┌─ Selected extract

Wednesday 19 September 2012

Jonty Hood


This piece used to head up the first look of the Slide and it occurs that with the changes since it’s nowhere to actually be seen now. This is shame since whilst there are the usual faults that draw my eye, it’s still rather sweet.

Behind Jonty is leaning Mitzi (more clearly seen below). They’re both characters in Rob Nott’s TVC game of which I should perhaps soon post!
 
 

Tuesday 18 September 2012

Exams, The Cure, and Joyce Grenfell



Teachers are said to be relieved that once again Whitehall has changed everything in order to make the exhausting and under-appreciated profession have something to do all day. ‘Being given everyone else’s puberty-ridden ratbags for the day was actually getting a bit easier since the last sweeping changes were almost understood,’ said secondary school teacher Joyce Grenfell today. Joyce having entered the profession in order to be closer to middle-class white boys that think themselves to be gangstas, cockneys, or the occasional member of The Cure goes on to say that ‘I’d almost managed to get an evening back and was worried I wouldn’t have anything to do,’ something that thankfully looks set to change.
            Not long back at school with the new term, Miss Grenfell admitted that having some of the summer off was frankly too much of a chore, ‘Long days filled with not a single rude girl hurling abuse at me for daring to raise the subject of the apostrophe saw me seriously considering a job with a lower level of stress and responsibility, air traffic control or bomb disposal for example’.

└─
┌─ Dataset records

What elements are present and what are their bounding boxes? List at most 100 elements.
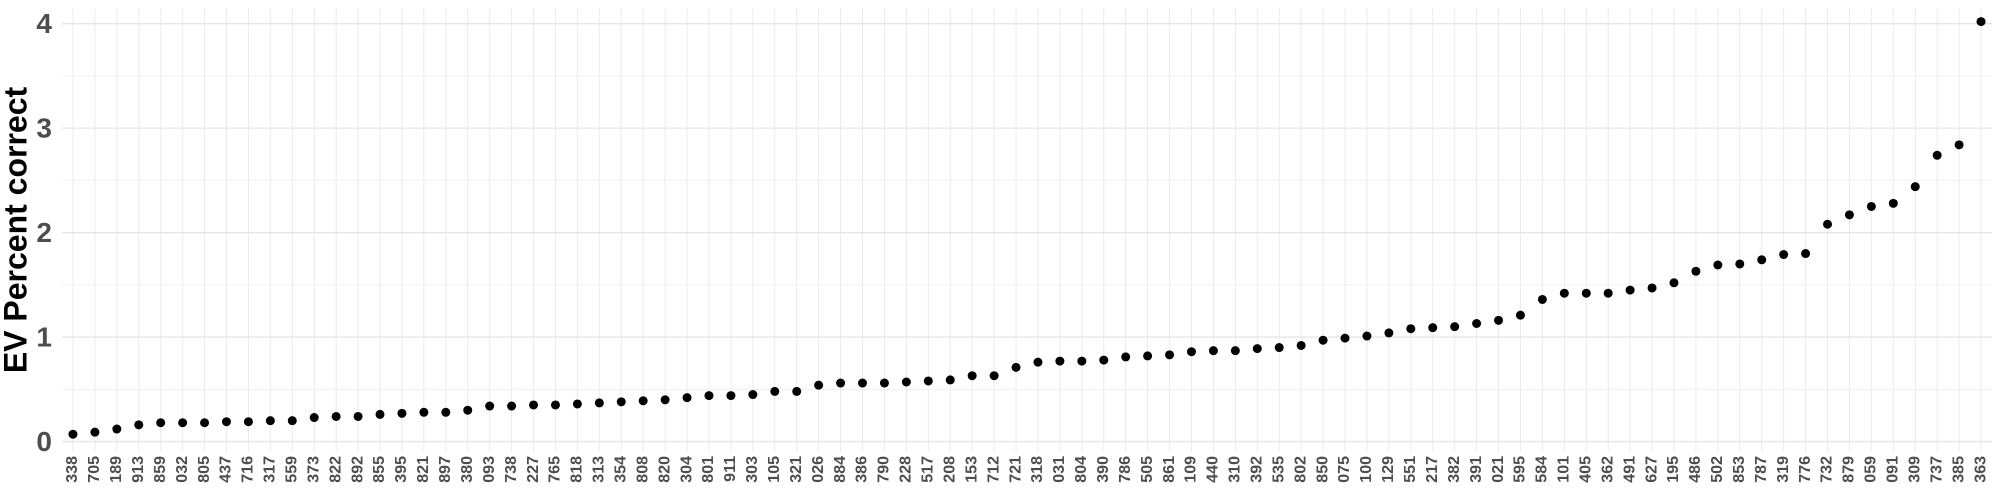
point	[1208, 346, 1218, 356]
x-tick-label: 228	[898, 456, 915, 483]
point	[156, 418, 166, 428]
x-tick-label: 804	[1073, 456, 1090, 483]
y-tick-label: 1	[36, 321, 52, 352]
point	[1735, 259, 1745, 269]
x-tick-label: 026	[810, 456, 827, 483]
x-tick-label: 732	[1819, 456, 1836, 483]
point	[287, 416, 297, 426]
x-tick-label: 627	[1643, 456, 1660, 483]
x-tick-label: 303	[744, 456, 761, 483]
x-tick-label: 382	[1446, 456, 1463, 483]
point	[770, 386, 780, 396]
x-tick-label: 559	[284, 456, 301, 483]
point	[748, 390, 758, 400]
point	[1823, 219, 1833, 229]
point	[1011, 362, 1021, 372]
y-tick-label: 0	[36, 426, 52, 457]
x-tick-label: 304	[678, 456, 695, 483]
x-tick-label: 390	[1095, 456, 1112, 483]
point	[1472, 319, 1482, 329]
point	[1186, 347, 1196, 357]
point	[638, 396, 648, 406]
x-tick-label: 391	[1468, 456, 1485, 483]
point	[200, 418, 210, 428]
x-tick-label: 776	[1797, 456, 1814, 483]
x-tick-label: 405	[1577, 456, 1594, 483]
x-tick-label: 892	[349, 456, 366, 483]
x-tick-label: 386	[854, 456, 871, 483]
x-tick-label: 879	[1841, 456, 1858, 483]
x-tick-label: 313	[591, 456, 608, 483]
x-tick-label: 105	[766, 456, 783, 483]
point	[1537, 294, 1547, 304]
point	[1581, 288, 1591, 298]
point	[858, 378, 868, 388]
x-tick-label: 153	[963, 456, 980, 483]
point	[1603, 288, 1613, 298]
point	[945, 375, 955, 385]
x-tick-label: 808	[634, 456, 651, 483]
x-tick-label: 363	[1972, 456, 1989, 483]
point	[1954, 140, 1964, 150]
point	[1099, 355, 1109, 365]
point	[1384, 328, 1394, 338]
point	[1559, 288, 1569, 298]
x-tick-label: 321	[788, 456, 805, 483]
point	[1910, 182, 1920, 192]
x-tick-label: 716	[240, 456, 257, 483]
y-tick-label: 2	[36, 217, 52, 248]
point	[1340, 333, 1350, 343]
point	[1121, 352, 1131, 362]
point	[309, 413, 319, 423]
x-tick-label: 859	[152, 456, 169, 483]
point	[594, 398, 604, 408]
x-tick-label: 491	[1621, 456, 1638, 483]
x-tick-label: 821	[415, 456, 432, 483]
point	[529, 400, 539, 410]
point	[989, 371, 999, 381]
point	[112, 424, 122, 434]
point	[68, 429, 78, 439]
point	[353, 411, 363, 421]
point	[814, 380, 824, 390]
point	[1362, 331, 1372, 341]
point	[572, 399, 582, 409]
x-tick-label: 354	[612, 456, 629, 483]
y-tick-label: 3	[36, 113, 52, 144]
point	[331, 411, 341, 421]
point	[682, 393, 692, 403]
x-tick-label: 595	[1512, 456, 1529, 483]
point	[836, 378, 846, 388]
x-tick-label: 820	[656, 456, 673, 483]
point	[1318, 335, 1328, 345]
point	[1932, 150, 1942, 160]
x-tick-label: 309	[1906, 456, 1923, 483]
x-tick-label: 801	[700, 456, 717, 483]
x-tick-label: 227	[525, 456, 542, 483]
x-tick-label: 032	[174, 456, 191, 483]
x-tick-label: 861	[1161, 456, 1178, 483]
x-tick-label: 911	[722, 456, 739, 482]
x-tick-label: 338	[64, 456, 81, 483]
point	[134, 420, 144, 430]
point	[1625, 285, 1635, 295]
point	[1647, 283, 1657, 293]
x-tick-label: 385	[1950, 456, 1967, 483]
point	[1713, 260, 1723, 270]
x-tick-label: 818	[569, 456, 586, 483]
x-tick-label: 319	[1775, 456, 1792, 483]
x-tick-label: 031	[1051, 456, 1068, 483]
x-tick-label: 505	[1139, 456, 1156, 483]
x-tick-label: 395	[393, 456, 410, 483]
x-tick-label: 705	[86, 456, 103, 483]
point	[1428, 323, 1438, 333]
x-tick-label: 217	[1424, 456, 1441, 483]
x-tick-label: 318	[1029, 456, 1046, 483]
x-tick-label: 362	[1599, 456, 1616, 483]
point	[550, 400, 560, 410]
point	[1801, 249, 1811, 259]
point	[704, 391, 714, 401]
point	[792, 386, 802, 396]
point	[616, 397, 626, 407]
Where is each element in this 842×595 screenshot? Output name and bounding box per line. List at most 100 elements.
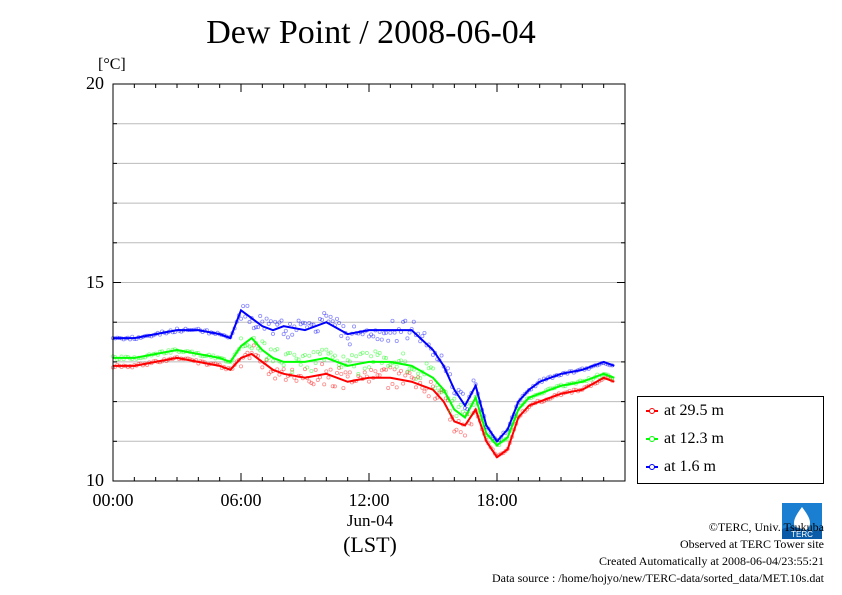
- sample-point: [290, 367, 295, 372]
- sample-point: [360, 332, 365, 337]
- sample-point: [332, 384, 337, 389]
- sample-point: [403, 359, 408, 364]
- sample-point: [460, 409, 465, 414]
- sample-point: [260, 339, 265, 344]
- sample-point: [332, 353, 337, 358]
- sample-point: [347, 359, 352, 364]
- sample-point: [326, 375, 331, 380]
- series-2: [111, 303, 615, 443]
- sample-point: [388, 365, 393, 370]
- sample-point: [324, 313, 329, 318]
- sample-point: [347, 370, 352, 375]
- sample-point: [411, 376, 416, 381]
- sample-point: [426, 394, 431, 399]
- sample-point: [356, 373, 361, 378]
- sample-point: [256, 346, 261, 351]
- sample-point: [430, 366, 435, 371]
- x-tick-label: 00:00: [92, 490, 134, 510]
- sample-point: [273, 376, 278, 381]
- sample-point: [292, 352, 297, 357]
- sample-point: [302, 367, 307, 372]
- sample-point: [296, 318, 301, 323]
- sample-point: [345, 336, 350, 341]
- sample-point: [273, 348, 278, 353]
- sample-point: [279, 318, 284, 323]
- sample-point: [366, 379, 371, 384]
- sample-point: [305, 365, 310, 370]
- sample-point: [388, 362, 393, 367]
- sample-point: [341, 354, 346, 359]
- sample-point: [465, 407, 470, 412]
- date-label: Jun-04: [346, 511, 394, 530]
- chart-title: Dew Point / 2008-06-04: [206, 14, 536, 51]
- sample-point: [238, 336, 243, 341]
- sample-point: [256, 353, 261, 358]
- sample-point: [328, 350, 333, 355]
- sample-point: [238, 316, 243, 321]
- sample-point: [307, 320, 312, 325]
- sample-point: [456, 388, 461, 393]
- y-tick-label: 15: [86, 272, 104, 292]
- sample-point: [454, 413, 459, 418]
- sample-point: [294, 378, 299, 383]
- sample-point: [458, 402, 463, 407]
- sample-point: [264, 357, 269, 362]
- sample-point: [283, 377, 288, 382]
- sample-point: [288, 321, 293, 326]
- sample-point: [273, 319, 278, 324]
- sample-point: [381, 367, 386, 372]
- sample-point: [268, 347, 273, 352]
- sample-point: [358, 352, 363, 357]
- sample-point: [364, 351, 369, 356]
- sample-point: [238, 364, 243, 369]
- sample-point: [290, 332, 295, 337]
- sample-point: [377, 373, 382, 378]
- sample-point: [268, 369, 273, 374]
- sample-point: [375, 337, 380, 342]
- sample-point: [245, 350, 250, 355]
- sample-point: [256, 325, 261, 330]
- sample-point: [452, 429, 457, 434]
- sample-point: [290, 370, 295, 375]
- sample-point: [309, 380, 314, 385]
- sample-point: [369, 354, 374, 359]
- sample-point: [362, 366, 367, 371]
- sample-point: [266, 355, 271, 360]
- x-axis-label: (LST): [343, 532, 397, 557]
- sample-point: [360, 350, 365, 355]
- sample-point: [264, 316, 269, 321]
- series-layer: [111, 303, 615, 459]
- sample-point: [345, 374, 350, 379]
- sample-point: [398, 368, 403, 373]
- sample-point: [454, 427, 459, 432]
- sample-point: [437, 388, 442, 393]
- sample-point: [390, 318, 395, 323]
- source-text: Data source : /home/hojyo/new/TERC-data/…: [491, 571, 824, 585]
- legend-item-29-5m: at 29.5 m: [646, 402, 724, 420]
- series-line: [113, 308, 615, 443]
- sample-point: [394, 385, 399, 390]
- sample-point: [398, 358, 403, 363]
- sample-point: [251, 343, 256, 348]
- legend-swatch-green: [646, 436, 658, 442]
- sample-point: [373, 369, 378, 374]
- sample-point: [281, 367, 286, 372]
- sample-point: [270, 331, 275, 336]
- sample-point: [302, 353, 307, 358]
- sample-point: [462, 433, 467, 438]
- sample-point: [371, 334, 376, 339]
- sample-point: [386, 385, 391, 390]
- sample-point: [394, 339, 399, 344]
- sample-point: [324, 369, 329, 374]
- sample-point: [409, 375, 414, 380]
- sample-point: [349, 353, 354, 358]
- sample-point: [416, 371, 421, 376]
- legend-label: at 29.5 m: [664, 402, 724, 419]
- axis-ticks: [112, 83, 626, 482]
- x-tick-label: 18:00: [476, 490, 518, 510]
- sample-point: [362, 370, 367, 375]
- sample-point: [394, 364, 399, 369]
- x-tick-label: 12:00: [348, 490, 390, 510]
- sample-point: [366, 365, 371, 370]
- sample-point: [407, 370, 412, 375]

└─

(Work instructions)
1. In the blog excerpt, whose game are Jonty and Mitzi characters in?
2. From the rows, copy out everything from the line containing "- sample-point: [290, 367, 295, 372]" down to the line containing "- sample-point: [260, 339, 265, 344]", both of those lines included.

(Answers for the exercise)
1. Rob Nott's TVC game.

2.
- sample-point: [290, 367, 295, 372]
- sample-point: [360, 332, 365, 337]
- sample-point: [332, 384, 337, 389]
- sample-point: [403, 359, 408, 364]
- sample-point: [460, 409, 465, 414]
- sample-point: [260, 339, 265, 344]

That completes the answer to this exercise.